* Trecho do texto:
%%

Decepcionamos um fã, mas agora nunca mais

(Por Fábio F. Nunes, criador e responsável pela Friends Session)

Dia 07 de abril de 2016. Um dia que eu não queria mais lembrar, só que jamais vou esquecer.

Este será um texto longo, talvez poucos leiam, mas eu precisava deixar registrado. O motivo: eu frustrei quatro fãs de Coldplay que não entraram com o ingresso Premium contratado. Nada do que eu escrever aqui justifica, no máximo publica.

Para começar quero deixar claro o que ali em cima está escrito: “responsável pela Friends Session”. Isso significa que cada escolha, cada decisão, cada passo da Friends Session é sempre de minha responsabilidade, não importa qual circunstância, ou tampouco de quem seja a culpa. Não fujo delas, claro, pois até a ignorância sobre um determinado risco é também minha responsabilidade. Tudo isso constrói, inclusive, a minha reputação, e nessa relação pessoa física vs. pessoa jurídica, vida pessoal vs. trabalho, clientes vs. amigos… elas misturam-se bastante, tanto que escreverei em 1ª pessoa do singular dessa vez. E já que essa pessoa física é também um especialista em modelos de negócios, isso me exige algumas responsabilidades extras, no mínimo de coerência.

%%

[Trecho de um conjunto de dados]
%%

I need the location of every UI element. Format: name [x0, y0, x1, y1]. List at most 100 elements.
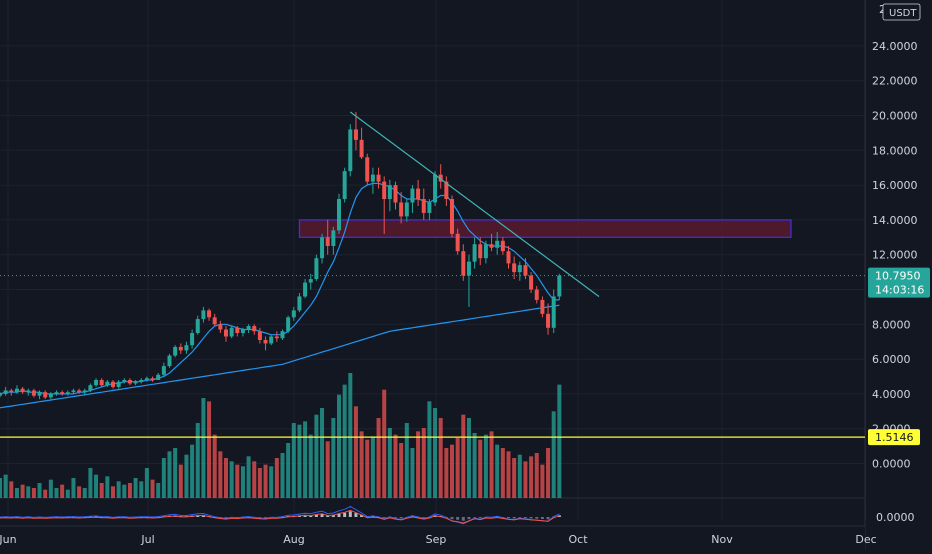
volume-bar [512, 458, 517, 498]
volume-bar [207, 401, 212, 498]
volume-bar [224, 458, 228, 498]
candle-body [218, 324, 223, 330]
hline-price-tag [868, 429, 920, 446]
indicator-pane [0, 505, 561, 525]
candle-body [127, 379, 132, 384]
volume-bar [122, 484, 127, 498]
candle-body [433, 174, 438, 203]
volume-bar [297, 424, 302, 498]
oscillator-bar [512, 517, 516, 519]
volume-bar [88, 468, 93, 498]
volume-bar [20, 484, 25, 498]
candle-body [370, 174, 375, 182]
candle-body [269, 336, 274, 344]
volume-bar [365, 439, 370, 498]
candle-body [48, 393, 53, 398]
moving-average-line [0, 304, 560, 409]
candle-body [43, 392, 48, 398]
candle-body [506, 251, 511, 264]
candle-body [252, 326, 257, 332]
volume-bar [404, 423, 409, 498]
volume-bar [410, 448, 415, 498]
oscillator-bar [467, 517, 471, 520]
candle-body [523, 265, 528, 276]
volume-bar [444, 448, 449, 498]
candle-body [54, 392, 59, 394]
oscillator-bar [314, 514, 318, 517]
time-label: Aug [283, 533, 304, 546]
candle-body [353, 129, 358, 140]
candle-body [461, 251, 466, 276]
time-axis[interactable]: Jun Jul Aug Sep Oct Nov Dec [0, 527, 877, 550]
volume-bar [478, 439, 483, 498]
oscillator-bar [523, 517, 527, 518]
volume-bar [161, 458, 166, 498]
candle-body [331, 230, 336, 246]
volume-bar [235, 464, 240, 498]
volume-bar [3, 474, 8, 498]
candle-body [410, 188, 415, 203]
volume-bar [438, 418, 443, 498]
volume-bar [94, 474, 99, 498]
volume-bar [495, 444, 500, 498]
volume-bar [325, 441, 330, 498]
candle-body [534, 289, 539, 300]
candle-body [212, 317, 217, 325]
volume-bar [77, 486, 82, 498]
volume-bar [534, 453, 539, 498]
oscillator-bar [303, 514, 307, 517]
oscillator-bar [201, 515, 205, 517]
candle-body [99, 379, 104, 386]
candle-body [0, 393, 2, 396]
volume-bar [54, 488, 59, 498]
volume-bar [116, 481, 121, 498]
candle-body [314, 258, 319, 280]
candle-body [65, 392, 70, 394]
volume-bar [551, 411, 556, 498]
candle-body [393, 185, 398, 203]
volume-bar [500, 448, 505, 498]
volume-bar [65, 489, 70, 498]
volume-bar [60, 484, 65, 498]
candle-body [144, 378, 149, 380]
oscillator-bar [422, 517, 426, 518]
volume-bar [291, 423, 296, 498]
grid [0, 0, 867, 550]
candle-body [9, 390, 14, 393]
volume-bar [483, 434, 488, 498]
volume-bar [523, 461, 528, 498]
volume-bar [167, 451, 172, 498]
oscillator-bar [382, 517, 386, 518]
oscillator-bar [540, 517, 544, 520]
price-tick-label: 20.0000 [872, 110, 918, 123]
trendline[interactable] [349, 111, 600, 297]
candle-body [88, 385, 93, 391]
volume-bar [320, 408, 325, 498]
volume-bar [359, 431, 364, 498]
candle-body [427, 202, 432, 213]
price-axis[interactable]: 24.000022.000020.000018.000016.000014.00… [866, 0, 932, 550]
oscillator-bar [88, 516, 92, 518]
trendline-line [349, 111, 600, 297]
candle-body [551, 296, 556, 328]
volume-bar [139, 481, 144, 498]
candle-body [416, 188, 421, 200]
candle-body [3, 390, 8, 394]
time-label: Sep [426, 533, 447, 546]
volume-bar [201, 398, 206, 498]
resistance-zone[interactable] [298, 219, 792, 238]
countdown-label: 14:03:16 [875, 284, 924, 297]
volume-bar [387, 428, 392, 498]
volume-bar [144, 468, 149, 498]
volume-bar [240, 466, 245, 498]
volume-bar [472, 433, 477, 498]
volume-bar [246, 456, 251, 498]
oscillator-bar [348, 511, 352, 517]
volume-bar [0, 478, 2, 498]
candle-body [60, 392, 65, 394]
candle-body [167, 355, 172, 367]
volume-bar [286, 443, 291, 498]
candle-body [37, 392, 42, 396]
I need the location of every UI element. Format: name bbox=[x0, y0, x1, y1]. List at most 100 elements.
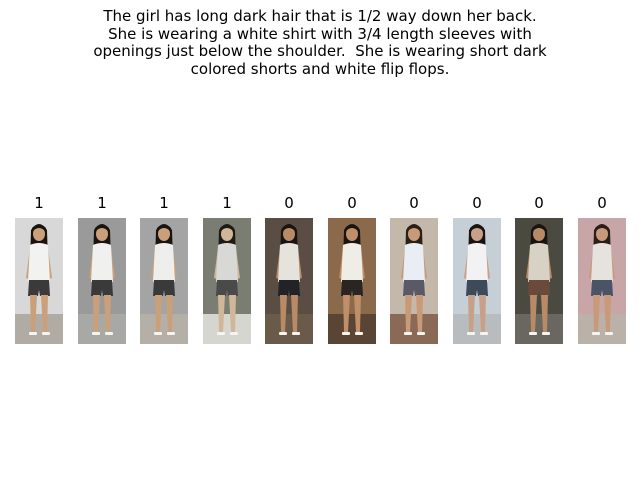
left-flip-flop bbox=[529, 332, 537, 335]
person-thumbnail bbox=[328, 218, 376, 344]
shirt bbox=[466, 243, 488, 282]
right-leg bbox=[541, 295, 548, 332]
face bbox=[158, 227, 170, 241]
face bbox=[221, 227, 233, 241]
panel-label: 1 bbox=[97, 194, 107, 212]
face bbox=[533, 227, 545, 241]
right-leg bbox=[166, 295, 173, 332]
thumbnail-floor bbox=[15, 314, 63, 344]
thumbnail-floor bbox=[78, 314, 126, 344]
shorts bbox=[466, 280, 488, 296]
hair-fringe bbox=[220, 224, 234, 232]
shorts bbox=[528, 280, 550, 296]
shirt bbox=[216, 243, 238, 282]
caption: The girl has long dark hair that is 1/2 … bbox=[0, 7, 640, 78]
shorts bbox=[278, 280, 300, 296]
left-leg bbox=[218, 295, 225, 332]
left-leg bbox=[93, 295, 100, 332]
thumbnail-graphic bbox=[78, 218, 126, 344]
shirt bbox=[91, 243, 113, 282]
shorts bbox=[341, 280, 363, 296]
hair-fringe bbox=[595, 224, 609, 232]
left-flip-flop bbox=[342, 332, 350, 335]
shirt bbox=[341, 243, 363, 282]
person-thumbnail bbox=[140, 218, 188, 344]
shorts bbox=[28, 280, 50, 296]
panel-label: 0 bbox=[409, 194, 419, 212]
left-leg bbox=[343, 295, 350, 332]
left-flip-flop bbox=[29, 332, 37, 335]
right-flip-flop bbox=[605, 332, 613, 335]
hair-fringe bbox=[157, 224, 171, 232]
thumbnail-floor bbox=[265, 314, 313, 344]
panel-label: 0 bbox=[597, 194, 607, 212]
right-flip-flop bbox=[480, 332, 488, 335]
panel-label: 0 bbox=[284, 194, 294, 212]
shirt bbox=[278, 243, 300, 282]
right-flip-flop bbox=[230, 332, 238, 335]
person-thumbnail bbox=[203, 218, 251, 344]
face bbox=[596, 227, 608, 241]
right-flip-flop bbox=[105, 332, 113, 335]
right-leg bbox=[479, 295, 486, 332]
thumbnail-graphic bbox=[265, 218, 313, 344]
face bbox=[96, 227, 108, 241]
left-leg bbox=[530, 295, 537, 332]
shirt bbox=[28, 243, 50, 282]
caption-line: She is wearing a white shirt with 3/4 le… bbox=[108, 24, 532, 43]
left-flip-flop bbox=[217, 332, 225, 335]
right-flip-flop bbox=[167, 332, 175, 335]
thumbnail-floor bbox=[390, 314, 438, 344]
face bbox=[33, 227, 45, 241]
right-leg bbox=[354, 295, 361, 332]
right-leg bbox=[416, 295, 423, 332]
face bbox=[471, 227, 483, 241]
shorts bbox=[591, 280, 613, 296]
thumbnail-graphic bbox=[390, 218, 438, 344]
left-leg bbox=[280, 295, 287, 332]
right-leg bbox=[104, 295, 111, 332]
hair-fringe bbox=[345, 224, 359, 232]
right-flip-flop bbox=[542, 332, 550, 335]
shorts bbox=[216, 280, 238, 296]
left-leg bbox=[468, 295, 475, 332]
hair-fringe bbox=[532, 224, 546, 232]
hair-fringe bbox=[32, 224, 46, 232]
person-thumbnail bbox=[390, 218, 438, 344]
shirt bbox=[591, 243, 613, 282]
person-thumbnail bbox=[578, 218, 626, 344]
shorts bbox=[153, 280, 175, 296]
thumbnail-floor bbox=[328, 314, 376, 344]
thumbnail-floor bbox=[578, 314, 626, 344]
hair-fringe bbox=[470, 224, 484, 232]
shirt bbox=[153, 243, 175, 282]
thumbnail-graphic bbox=[515, 218, 563, 344]
panel-label: 1 bbox=[34, 194, 44, 212]
person-thumbnail bbox=[515, 218, 563, 344]
face bbox=[346, 227, 358, 241]
person-thumbnail bbox=[265, 218, 313, 344]
shorts bbox=[91, 280, 113, 296]
shirt bbox=[403, 243, 425, 282]
panel-label: 0 bbox=[472, 194, 482, 212]
thumbnail-floor bbox=[453, 314, 501, 344]
left-leg bbox=[30, 295, 37, 332]
left-flip-flop bbox=[154, 332, 162, 335]
right-leg bbox=[604, 295, 611, 332]
thumbnail-floor bbox=[203, 314, 251, 344]
caption-line: The girl has long dark hair that is 1/2 … bbox=[103, 7, 537, 25]
thumbnail-graphic bbox=[203, 218, 251, 344]
thumbnail-floor bbox=[140, 314, 188, 344]
panel-label: 1 bbox=[222, 194, 232, 212]
thumbnail-graphic bbox=[140, 218, 188, 344]
hair-fringe bbox=[95, 224, 109, 232]
left-flip-flop bbox=[279, 332, 287, 335]
left-leg bbox=[593, 295, 600, 332]
right-leg bbox=[229, 295, 236, 332]
right-flip-flop bbox=[355, 332, 363, 335]
thumbnail-graphic bbox=[453, 218, 501, 344]
left-flip-flop bbox=[592, 332, 600, 335]
left-flip-flop bbox=[92, 332, 100, 335]
right-leg bbox=[291, 295, 298, 332]
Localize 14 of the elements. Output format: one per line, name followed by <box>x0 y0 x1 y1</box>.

%%

* Tarefa A:
Responda com base no trecho do texto:
(i) Em que data ocorreu o dia que o autor diz que não queria mais lembrar?
(ii) Quantos fãs de Coldplay o autor afirma ter frustrado?
(iii) Em que pessoa gramatical o autor diz que escreverá dessa vez?
* Tarefa B: Reescreva como lista numerada os registros que começam na linha que contém "left-flip-flop bbox=[529, 332, 537, 335]" e terminam na linha que contém "panel-label: 1 bbox=[97, 194, 107, 212]", incluindo ambas e omitindo linhas em branco.

* Resposta esperada A:
(i) 07 de abril de 2016.
(ii) Quatro.
(iii) Na 1ª pessoa do singular.

* Resposta esperada B:
1. left-flip-flop bbox=[529, 332, 537, 335]
2. person-thumbnail bbox=[328, 218, 376, 344]
3. shirt bbox=[466, 243, 488, 282]
4. right-leg bbox=[541, 295, 548, 332]
5. face bbox=[158, 227, 170, 241]
6. face bbox=[221, 227, 233, 241]
7. panel-label: 1 bbox=[97, 194, 107, 212]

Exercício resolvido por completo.